____ DATASET RECORDS
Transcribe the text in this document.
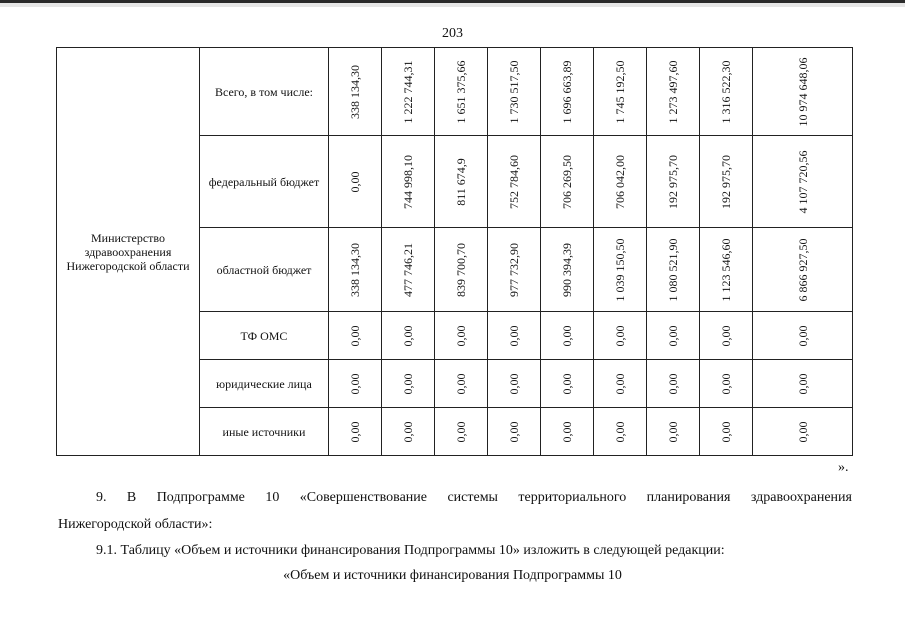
203
Министерство
здравоохранения
Нижегородской области	Всего, в том числе:	338 134,30	1 222 744,31	1 651 375,66	1 730 517,50	1 696 663,89	1 745 192,50	1 273 497,60	1 316 522,30	10 974 648,06

	федеральный бюджет	0,00	744 998,10	811 674,9	752 784,60	706 269,50	706 042,00	192 975,70	192 975,70	4 107 720,56

	областной бюджет	338 134,30	477 746,21	839 700,70	977 732,90	990 394,39	1 039 150,50	1 080 521,90	1 123 546,60	6 866 927,50

	ТФ ОМС	0,00	0,00	0,00	0,00	0,00	0,00	0,00	0,00	0,00

	юридические лица	0,00	0,00	0,00	0,00	0,00	0,00	0,00	0,00	0,00

	иные источники	0,00	0,00	0,00	0,00	0,00	0,00	0,00	0,00	0,00
».
9. В Подпрограмме 10 «Совершенствование системы территориального планирования здравоохранения
Нижегородской области»:
9.1. Таблицу «Объем и источники финансирования Подпрограммы 10» изложить в следующей редакции:
«Объем и источники финансирования Подпрограммы 10
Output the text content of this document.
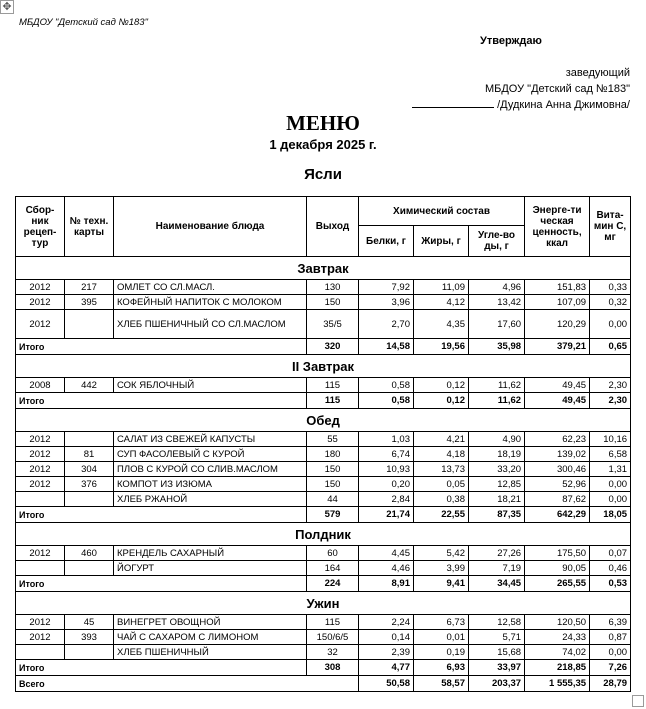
✥
МБДОУ "Детский сад №183"
Утверждаю
заведующий
МБДОУ "Детский сад №183"
/Дудкина Анна Джимовна/
МЕНЮ
1 декабря 2025 г.
Ясли
Сбор-ник рецеп-тур	№ техн. карты	Наименование блюда	Выход	Химический состав			Энерге-ти ческая ценность, ккал	Вита-мин С, мг
				Белки, г	Жиры, г	Угле-во ды, г		
Завтрак								
2012	217	ОМЛЕТ СО СЛ.МАСЛ.	130	7,92	11,09	4,96	151,83	0,33
2012	395	КОФЕЙНЫЙ НАПИТОК С МОЛОКОМ	150	3,96	4,12	13,42	107,09	0,32
2012		ХЛЕБ ПШЕНИЧНЫЙ СО СЛ.МАСЛОМ	35/5	2,70	4,35	17,60	120,29	0,00
Итого			320	14,58	19,56	35,98	379,21	0,65
II Завтрак								
2008	442	СОК ЯБЛОЧНЫЙ	115	0,58	0,12	11,62	49,45	2,30
Итого			115	0,58	0,12	11,62	49,45	2,30
Обед								
2012		САЛАТ ИЗ СВЕЖЕЙ КАПУСТЫ	55	1,03	4,21	4,90	62,23	10,16
2012	81	СУП ФАСОЛЕВЫЙ С КУРОЙ	180	6,74	4,18	18,19	139,02	6,58
2012	304	ПЛОВ С КУРОЙ СО СЛИВ.МАСЛОМ	150	10,93	13,73	33,20	300,46	1,31
2012	376	КОМПОТ ИЗ ИЗЮМА	150	0,20	0,05	12,85	52,96	0,00
		ХЛЕБ РЖАНОЙ	44	2,84	0,38	18,21	87,62	0,00
Итого			579	21,74	22,55	87,35	642,29	18,05
Полдник								
2012	460	КРЕНДЕЛЬ САХАРНЫЙ	60	4,45	5,42	27,26	175,50	0,07
		ЙОГУРТ	164	4,46	3,99	7,19	90,05	0,46
Итого			224	8,91	9,41	34,45	265,55	0,53
Ужин								
2012	45	ВИНЕГРЕТ ОВОЩНОЙ	115	2,24	6,73	12,58	120,50	6,39
2012	393	ЧАЙ С САХАРОМ С ЛИМОНОМ	150/6/5	0,14	0,01	5,71	24,33	0,87
		ХЛЕБ ПШЕНИЧНЫЙ	32	2,39	0,19	15,68	74,02	0,00
Итого			308	4,77	6,93	33,97	218,85	7,26
Всего				50,58	58,57	203,37	1 555,35	28,79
________
*PROBLEM REQUIREMENTS*
Reproduce every line exactly and omit all pictures.

*SOLUTION*
Transcribe the text in this document.
203
Министерство
здравоохранения
Нижегородской области	Всего, в том числе:	338 134,30	1 222 744,31	1 651 375,66	1 730 517,50	1 696 663,89	1 745 192,50	1 273 497,60	1 316 522,30	10 974 648,06

	федеральный бюджет	0,00	744 998,10	811 674,9	752 784,60	706 269,50	706 042,00	192 975,70	192 975,70	4 107 720,56

	областной бюджет	338 134,30	477 746,21	839 700,70	977 732,90	990 394,39	1 039 150,50	1 080 521,90	1 123 546,60	6 866 927,50

	ТФ ОМС	0,00	0,00	0,00	0,00	0,00	0,00	0,00	0,00	0,00

	юридические лица	0,00	0,00	0,00	0,00	0,00	0,00	0,00	0,00	0,00

	иные источники	0,00	0,00	0,00	0,00	0,00	0,00	0,00	0,00	0,00
».
9. В Подпрограмме 10 «Совершенствование системы территориального планирования здравоохранения
Нижегородской области»:
9.1. Таблицу «Объем и источники финансирования Подпрограммы 10» изложить в следующей редакции:
«Объем и источники финансирования Подпрограммы 10
Output the text content of this document.
✥
МБДОУ "Детский сад №183"
Утверждаю
заведующий
МБДОУ "Детский сад №183"
/Дудкина Анна Джимовна/
МЕНЮ
1 декабря 2025 г.
Ясли
Сбор-ник рецеп-тур	№ техн. карты	Наименование блюда	Выход	Химический состав			Энерге-ти ческая ценность, ккал	Вита-мин С, мг
				Белки, г	Жиры, г	Угле-во ды, г		
Завтрак								
2012	217	ОМЛЕТ СО СЛ.МАСЛ.	130	7,92	11,09	4,96	151,83	0,33
2012	395	КОФЕЙНЫЙ НАПИТОК С МОЛОКОМ	150	3,96	4,12	13,42	107,09	0,32
2012		ХЛЕБ ПШЕНИЧНЫЙ СО СЛ.МАСЛОМ	35/5	2,70	4,35	17,60	120,29	0,00
Итого			320	14,58	19,56	35,98	379,21	0,65
II Завтрак								
2008	442	СОК ЯБЛОЧНЫЙ	115	0,58	0,12	11,62	49,45	2,30
Итого			115	0,58	0,12	11,62	49,45	2,30
Обед								
2012		САЛАТ ИЗ СВЕЖЕЙ КАПУСТЫ	55	1,03	4,21	4,90	62,23	10,16
2012	81	СУП ФАСОЛЕВЫЙ С КУРОЙ	180	6,74	4,18	18,19	139,02	6,58
2012	304	ПЛОВ С КУРОЙ СО СЛИВ.МАСЛОМ	150	10,93	13,73	33,20	300,46	1,31
2012	376	КОМПОТ ИЗ ИЗЮМА	150	0,20	0,05	12,85	52,96	0,00
		ХЛЕБ РЖАНОЙ	44	2,84	0,38	18,21	87,62	0,00
Итого			579	21,74	22,55	87,35	642,29	18,05
Полдник								
2012	460	КРЕНДЕЛЬ САХАРНЫЙ	60	4,45	5,42	27,26	175,50	0,07
		ЙОГУРТ	164	4,46	3,99	7,19	90,05	0,46
Итого			224	8,91	9,41	34,45	265,55	0,53
Ужин								
2012	45	ВИНЕГРЕТ ОВОЩНОЙ	115	2,24	6,73	12,58	120,50	6,39
2012	393	ЧАЙ С САХАРОМ С ЛИМОНОМ	150/6/5	0,14	0,01	5,71	24,33	0,87
		ХЛЕБ ПШЕНИЧНЫЙ	32	2,39	0,19	15,68	74,02	0,00
Итого			308	4,77	6,93	33,97	218,85	7,26
Всего				50,58	58,57	203,37	1 555,35	28,79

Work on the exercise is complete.